### Task to carry out
Look below for the line containing "What does this", then write out that line and every line after it to the end, exactly, minus the pictures.

### Provided data
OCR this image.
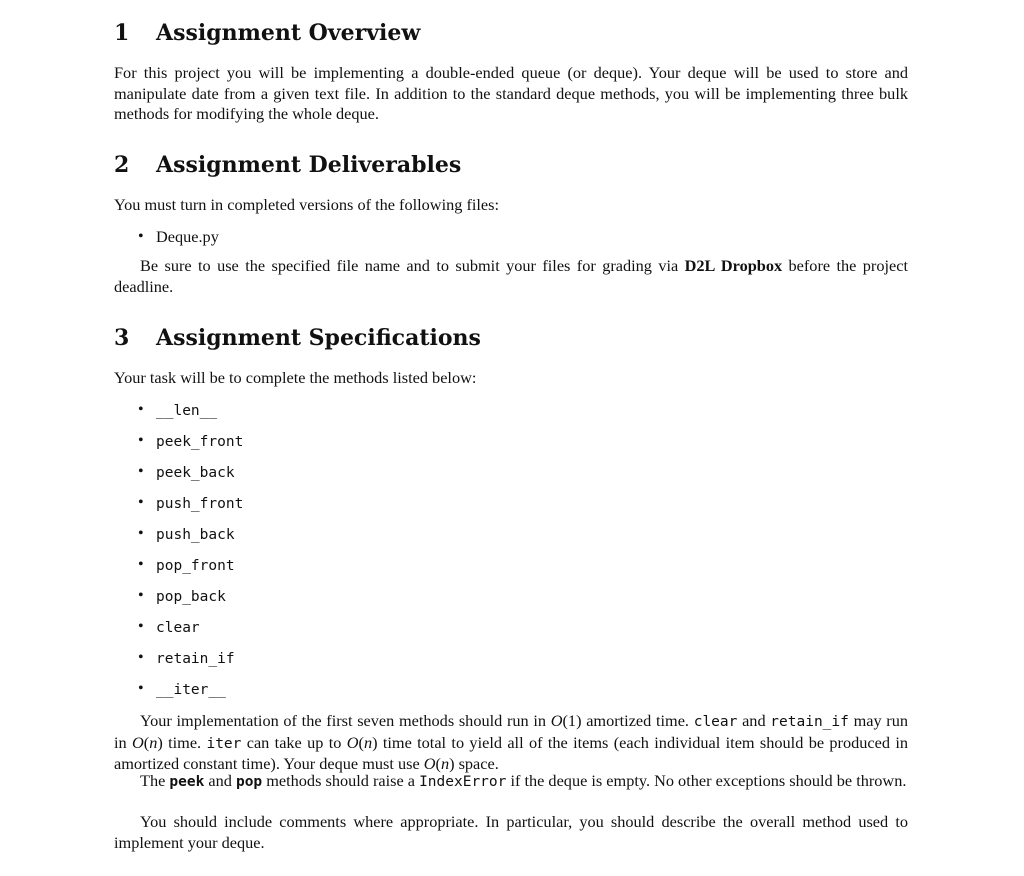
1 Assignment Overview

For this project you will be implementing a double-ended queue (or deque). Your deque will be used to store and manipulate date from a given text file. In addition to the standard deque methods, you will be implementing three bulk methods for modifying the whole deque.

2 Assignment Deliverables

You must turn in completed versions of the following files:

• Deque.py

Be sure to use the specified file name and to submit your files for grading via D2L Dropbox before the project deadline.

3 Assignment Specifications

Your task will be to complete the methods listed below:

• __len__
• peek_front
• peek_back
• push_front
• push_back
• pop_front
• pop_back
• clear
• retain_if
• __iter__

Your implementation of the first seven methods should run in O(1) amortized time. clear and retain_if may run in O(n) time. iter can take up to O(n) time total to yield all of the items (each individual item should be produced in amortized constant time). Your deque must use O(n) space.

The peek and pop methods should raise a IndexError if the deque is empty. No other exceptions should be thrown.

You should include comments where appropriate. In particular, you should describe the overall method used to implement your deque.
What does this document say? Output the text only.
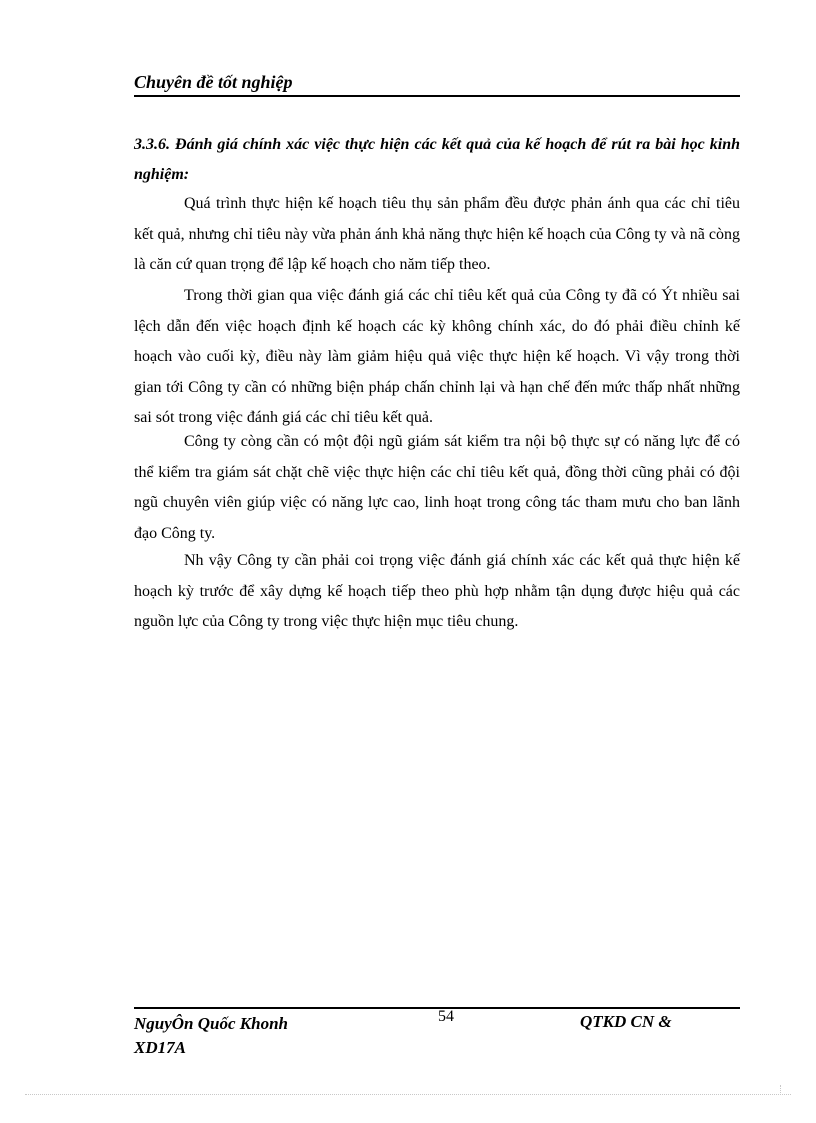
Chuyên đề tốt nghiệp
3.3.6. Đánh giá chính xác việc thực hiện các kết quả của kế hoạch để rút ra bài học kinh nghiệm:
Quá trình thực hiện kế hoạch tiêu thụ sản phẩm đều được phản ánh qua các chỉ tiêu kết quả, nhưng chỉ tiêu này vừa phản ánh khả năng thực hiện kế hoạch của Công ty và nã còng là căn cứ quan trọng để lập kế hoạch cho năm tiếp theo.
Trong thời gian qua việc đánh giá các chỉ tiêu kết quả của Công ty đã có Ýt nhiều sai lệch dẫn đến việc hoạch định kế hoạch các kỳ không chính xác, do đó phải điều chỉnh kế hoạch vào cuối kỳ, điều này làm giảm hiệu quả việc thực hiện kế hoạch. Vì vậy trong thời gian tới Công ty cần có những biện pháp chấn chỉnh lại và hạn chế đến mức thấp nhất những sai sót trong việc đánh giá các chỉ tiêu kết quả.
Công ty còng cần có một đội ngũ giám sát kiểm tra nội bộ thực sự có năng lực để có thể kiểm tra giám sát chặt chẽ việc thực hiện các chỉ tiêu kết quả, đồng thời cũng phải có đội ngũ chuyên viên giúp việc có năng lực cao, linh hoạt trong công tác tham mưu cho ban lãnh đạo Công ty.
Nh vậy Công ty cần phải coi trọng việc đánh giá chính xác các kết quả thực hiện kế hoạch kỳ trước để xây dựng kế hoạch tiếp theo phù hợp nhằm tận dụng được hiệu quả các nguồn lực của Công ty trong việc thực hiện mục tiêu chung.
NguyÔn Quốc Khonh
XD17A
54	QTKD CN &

### Task output
What does this document say? Output the text only.
Chuyên đề tốt nghiệp
3.3.6. Đánh giá chính xác việc thực hiện các kết quả của kế hoạch để rút ra bài học kinh nghiệm:
Quá trình thực hiện kế hoạch tiêu thụ sản phẩm đều được phản ánh qua các chỉ tiêu kết quả, nhưng chỉ tiêu này vừa phản ánh khả năng thực hiện kế hoạch của Công ty và nã còng là căn cứ quan trọng để lập kế hoạch cho năm tiếp theo.
Trong thời gian qua việc đánh giá các chỉ tiêu kết quả của Công ty đã có Ýt nhiều sai lệch dẫn đến việc hoạch định kế hoạch các kỳ không chính xác, do đó phải điều chỉnh kế hoạch vào cuối kỳ, điều này làm giảm hiệu quả việc thực hiện kế hoạch. Vì vậy trong thời gian tới Công ty cần có những biện pháp chấn chỉnh lại và hạn chế đến mức thấp nhất những sai sót trong việc đánh giá các chỉ tiêu kết quả.
Công ty còng cần có một đội ngũ giám sát kiểm tra nội bộ thực sự có năng lực để có thể kiểm tra giám sát chặt chẽ việc thực hiện các chỉ tiêu kết quả, đồng thời cũng phải có đội ngũ chuyên viên giúp việc có năng lực cao, linh hoạt trong công tác tham mưu cho ban lãnh đạo Công ty.
Nh vậy Công ty cần phải coi trọng việc đánh giá chính xác các kết quả thực hiện kế hoạch kỳ trước để xây dựng kế hoạch tiếp theo phù hợp nhằm tận dụng được hiệu quả các nguồn lực của Công ty trong việc thực hiện mục tiêu chung.
NguyÔn Quốc Khonh
XD17A
54	QTKD CN &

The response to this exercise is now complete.